読む文章:
迷惑防止条例改悪案:ビラを持っていると30万円以下の罰金

 

■東京都
条例案概要 平成16年第四回都議会定例会
http://www.metro.tokyo.jp/INET/OSHIRASE/2004/11/20ebo100.htm
公衆に著しく迷惑をかける暴力的不良行為等の防止に関する条例の一部を改正する条例 公安委
http://www.metro.tokyo.jp/INET/OSHIRASE/2004/11/20ebo105.htm

7 ピンクビラ等の配布等に対する規制の強化(第7条の2)
ア ピンクビラ等の配布、掲示行為等の規制強化(第1項)
 何人も、公共の場所において配布等してはならない対象物品に、パンフレットを追加するとともに、その内容についても性的好奇心をそそる水着姿等の写真等を追加するなど、ピンクビラ等の配布等の規制を強化する。
 (罰則:50万円以下の罰金又は拘留若しくは科料(常習犯の場合、6月以下の懲役又は50万円以下の罰金))
イ ピンクビラ等の配布等を目的とする所持等の禁止(第2項)
何人も、ピンクビラ等の配布等を行う目的で、ピンクビラ等を所持してはならない。
 (罰則:30万円以下の罰金又は拘留若しくは科料
ウ 対償の供与等をして、前記(7ア及びイ)違反行為を行わせた者の重罰(第3項)
 何人も、対償を供与し、又はその供与の約束をして、前記7アの違反行為を行わせてはならない。(罰則:100万円以下の罰金(常習犯の場合、6月以下の懲役又は100万円以下の罰金))

8 両罰規定(第9条)
 前記2から7までの違反行為について、新たに両罰規定を設ける。

データ:
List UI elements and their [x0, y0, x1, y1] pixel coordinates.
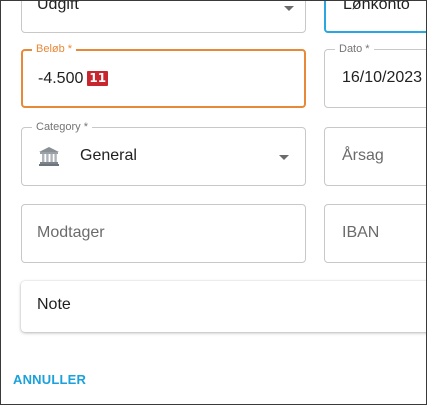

取り組む課題: 迷惑防止条例改正案の文章のうち、「迷惑防止条例改悪案:ビラを持っていると30万円以下の罰金」から「等の配布等の規制を強化する。」までを両端も含めて書き出し、その際に「パンフレット」を「リーフレット」に置き換えてください。

解答:
迷惑防止条例改悪案:ビラを持っていると30万円以下の罰金

 

■東京都
条例案概要 平成16年第四回都議会定例会
http://www.metro.tokyo.jp/INET/OSHIRASE/2004/11/20ebo100.htm
公衆に著しく迷惑をかける暴力的不良行為等の防止に関する条例の一部を改正する条例 公安委
http://www.metro.tokyo.jp/INET/OSHIRASE/2004/11/20ebo105.htm

7 ピンクビラ等の配布等に対する規制の強化(第7条の2)
ア ピンクビラ等の配布、掲示行為等の規制強化(第1項)
 何人も、公共の場所において配布等してはならない対象物品に、リーフレットを追加するとともに、その内容についても性的好奇心をそそる水着姿等の写真等を追加するなど、ピンクビラ等の配布等の規制を強化する。